* [YOUR TASK]: Please copy all the lines that follow, word for word.

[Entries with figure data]
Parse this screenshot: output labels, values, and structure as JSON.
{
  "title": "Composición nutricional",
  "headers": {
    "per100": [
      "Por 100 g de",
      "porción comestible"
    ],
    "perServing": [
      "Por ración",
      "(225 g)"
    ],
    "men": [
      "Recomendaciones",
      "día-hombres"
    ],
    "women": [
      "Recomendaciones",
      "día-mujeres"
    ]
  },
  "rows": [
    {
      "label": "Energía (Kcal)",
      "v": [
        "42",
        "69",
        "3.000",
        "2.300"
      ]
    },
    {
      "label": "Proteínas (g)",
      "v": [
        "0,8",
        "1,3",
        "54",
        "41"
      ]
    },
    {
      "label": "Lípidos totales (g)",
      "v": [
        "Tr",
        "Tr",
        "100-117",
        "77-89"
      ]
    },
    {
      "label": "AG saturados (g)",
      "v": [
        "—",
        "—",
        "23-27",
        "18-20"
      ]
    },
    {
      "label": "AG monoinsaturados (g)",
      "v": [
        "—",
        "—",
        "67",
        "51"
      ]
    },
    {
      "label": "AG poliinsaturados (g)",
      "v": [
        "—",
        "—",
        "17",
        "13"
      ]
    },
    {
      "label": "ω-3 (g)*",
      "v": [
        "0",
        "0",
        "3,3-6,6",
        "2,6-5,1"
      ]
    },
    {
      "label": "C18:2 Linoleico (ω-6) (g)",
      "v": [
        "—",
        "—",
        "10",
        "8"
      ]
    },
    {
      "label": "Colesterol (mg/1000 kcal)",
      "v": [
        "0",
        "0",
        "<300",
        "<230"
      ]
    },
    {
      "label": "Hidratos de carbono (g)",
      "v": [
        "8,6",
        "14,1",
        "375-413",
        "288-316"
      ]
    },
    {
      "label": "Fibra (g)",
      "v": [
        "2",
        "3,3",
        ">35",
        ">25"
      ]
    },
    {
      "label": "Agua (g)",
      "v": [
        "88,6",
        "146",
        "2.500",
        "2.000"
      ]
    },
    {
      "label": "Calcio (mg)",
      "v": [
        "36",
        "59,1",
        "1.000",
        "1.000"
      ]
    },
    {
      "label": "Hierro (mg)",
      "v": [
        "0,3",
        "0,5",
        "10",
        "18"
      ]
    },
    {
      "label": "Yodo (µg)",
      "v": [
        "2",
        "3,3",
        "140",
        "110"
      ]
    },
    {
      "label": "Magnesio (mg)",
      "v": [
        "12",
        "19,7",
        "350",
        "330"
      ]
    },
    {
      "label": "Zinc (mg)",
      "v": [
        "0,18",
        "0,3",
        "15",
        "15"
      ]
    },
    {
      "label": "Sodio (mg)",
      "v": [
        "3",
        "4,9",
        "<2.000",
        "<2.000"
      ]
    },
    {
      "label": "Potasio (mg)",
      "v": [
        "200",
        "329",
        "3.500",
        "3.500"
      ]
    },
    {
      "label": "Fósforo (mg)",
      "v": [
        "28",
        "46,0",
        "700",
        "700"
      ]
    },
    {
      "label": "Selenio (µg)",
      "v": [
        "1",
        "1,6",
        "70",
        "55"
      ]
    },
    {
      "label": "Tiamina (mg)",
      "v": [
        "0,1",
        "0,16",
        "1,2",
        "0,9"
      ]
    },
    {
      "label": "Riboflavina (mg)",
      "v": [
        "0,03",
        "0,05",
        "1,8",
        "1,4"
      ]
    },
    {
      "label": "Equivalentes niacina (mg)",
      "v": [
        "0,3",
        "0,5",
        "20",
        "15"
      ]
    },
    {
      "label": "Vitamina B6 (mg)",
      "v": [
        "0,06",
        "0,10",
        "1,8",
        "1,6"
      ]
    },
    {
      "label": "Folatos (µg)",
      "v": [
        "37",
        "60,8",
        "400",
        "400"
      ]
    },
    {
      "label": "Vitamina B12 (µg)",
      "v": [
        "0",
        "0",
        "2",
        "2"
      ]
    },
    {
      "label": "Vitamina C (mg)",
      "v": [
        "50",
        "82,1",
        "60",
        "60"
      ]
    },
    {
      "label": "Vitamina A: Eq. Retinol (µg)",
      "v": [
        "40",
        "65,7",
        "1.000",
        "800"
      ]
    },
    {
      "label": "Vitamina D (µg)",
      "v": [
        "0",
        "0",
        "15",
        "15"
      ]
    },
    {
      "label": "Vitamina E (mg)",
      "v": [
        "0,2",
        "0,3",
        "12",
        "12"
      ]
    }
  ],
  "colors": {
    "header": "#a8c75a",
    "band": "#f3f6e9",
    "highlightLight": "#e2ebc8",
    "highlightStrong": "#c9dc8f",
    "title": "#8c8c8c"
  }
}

* [RESPONSE TO THE EXERCISE]:
Parse this screenshot: output labels, values, and structure as JSON.
{
  "title": "Composición nutricional",
  "headers": {
    "per100": [
      "Por 100 g de",
      "porción comestible"
    ],
    "perServing": [
      "Por ración",
      "(225 g)"
    ],
    "men": [
      "Recomendaciones",
      "día-hombres"
    ],
    "women": [
      "Recomendaciones",
      "día-mujeres"
    ]
  },
  "rows": [
    {
      "label": "Energía (Kcal)",
      "v": [
        "42",
        "69",
        "3.000",
        "2.300"
      ]
    },
    {
      "label": "Proteínas (g)",
      "v": [
        "0,8",
        "1,3",
        "54",
        "41"
      ]
    },
    {
      "label": "Lípidos totales (g)",
      "v": [
        "Tr",
        "Tr",
        "100-117",
        "77-89"
      ]
    },
    {
      "label": "AG saturados (g)",
      "v": [
        "—",
        "—",
        "23-27",
        "18-20"
      ]
    },
    {
      "label": "AG monoinsaturados (g)",
      "v": [
        "—",
        "—",
        "67",
        "51"
      ]
    },
    {
      "label": "AG poliinsaturados (g)",
      "v": [
        "—",
        "—",
        "17",
        "13"
      ]
    },
    {
      "label": "ω-3 (g)*",
      "v": [
        "0",
        "0",
        "3,3-6,6",
        "2,6-5,1"
      ]
    },
    {
      "label": "C18:2 Linoleico (ω-6) (g)",
      "v": [
        "—",
        "—",
        "10",
        "8"
      ]
    },
    {
      "label": "Colesterol (mg/1000 kcal)",
      "v": [
        "0",
        "0",
        "<300",
        "<230"
      ]
    },
    {
      "label": "Hidratos de carbono (g)",
      "v": [
        "8,6",
        "14,1",
        "375-413",
        "288-316"
      ]
    },
    {
      "label": "Fibra (g)",
      "v": [
        "2",
        "3,3",
        ">35",
        ">25"
      ]
    },
    {
      "label": "Agua (g)",
      "v": [
        "88,6",
        "146",
        "2.500",
        "2.000"
      ]
    },
    {
      "label": "Calcio (mg)",
      "v": [
        "36",
        "59,1",
        "1.000",
        "1.000"
      ]
    },
    {
      "label": "Hierro (mg)",
      "v": [
        "0,3",
        "0,5",
        "10",
        "18"
      ]
    },
    {
      "label": "Yodo (µg)",
      "v": [
        "2",
        "3,3",
        "140",
        "110"
      ]
    },
    {
      "label": "Magnesio (mg)",
      "v": [
        "12",
        "19,7",
        "350",
        "330"
      ]
    },
    {
      "label": "Zinc (mg)",
      "v": [
        "0,18",
        "0,3",
        "15",
        "15"
      ]
    },
    {
      "label": "Sodio (mg)",
      "v": [
        "3",
        "4,9",
        "<2.000",
        "<2.000"
      ]
    },
    {
      "label": "Potasio (mg)",
      "v": [
        "200",
        "329",
        "3.500",
        "3.500"
      ]
    },
    {
      "label": "Fósforo (mg)",
      "v": [
        "28",
        "46,0",
        "700",
        "700"
      ]
    },
    {
      "label": "Selenio (µg)",
      "v": [
        "1",
        "1,6",
        "70",
        "55"
      ]
    },
    {
      "label": "Tiamina (mg)",
      "v": [
        "0,1",
        "0,16",
        "1,2",
        "0,9"
      ]
    },
    {
      "label": "Riboflavina (mg)",
      "v": [
        "0,03",
        "0,05",
        "1,8",
        "1,4"
      ]
    },
    {
      "label": "Equivalentes niacina (mg)",
      "v": [
        "0,3",
        "0,5",
        "20",
        "15"
      ]
    },
    {
      "label": "Vitamina B6 (mg)",
      "v": [
        "0,06",
        "0,10",
        "1,8",
        "1,6"
      ]
    },
    {
      "label": "Folatos (µg)",
      "v": [
        "37",
        "60,8",
        "400",
        "400"
      ]
    },
    {
      "label": "Vitamina B12 (µg)",
      "v": [
        "0",
        "0",
        "2",
        "2"
      ]
    },
    {
      "label": "Vitamina C (mg)",
      "v": [
        "50",
        "82,1",
        "60",
        "60"
      ]
    },
    {
      "label": "Vitamina A: Eq. Retinol (µg)",
      "v": [
        "40",
        "65,7",
        "1.000",
        "800"
      ]
    },
    {
      "label": "Vitamina D (µg)",
      "v": [
        "0",
        "0",
        "15",
        "15"
      ]
    },
    {
      "label": "Vitamina E (mg)",
      "v": [
        "0,2",
        "0,3",
        "12",
        "12"
      ]
    }
  ],
  "colors": {
    "header": "#a8c75a",
    "band": "#f3f6e9",
    "highlightLight": "#e2ebc8",
    "highlightStrong": "#c9dc8f",
    "title": "#8c8c8c"
  }
}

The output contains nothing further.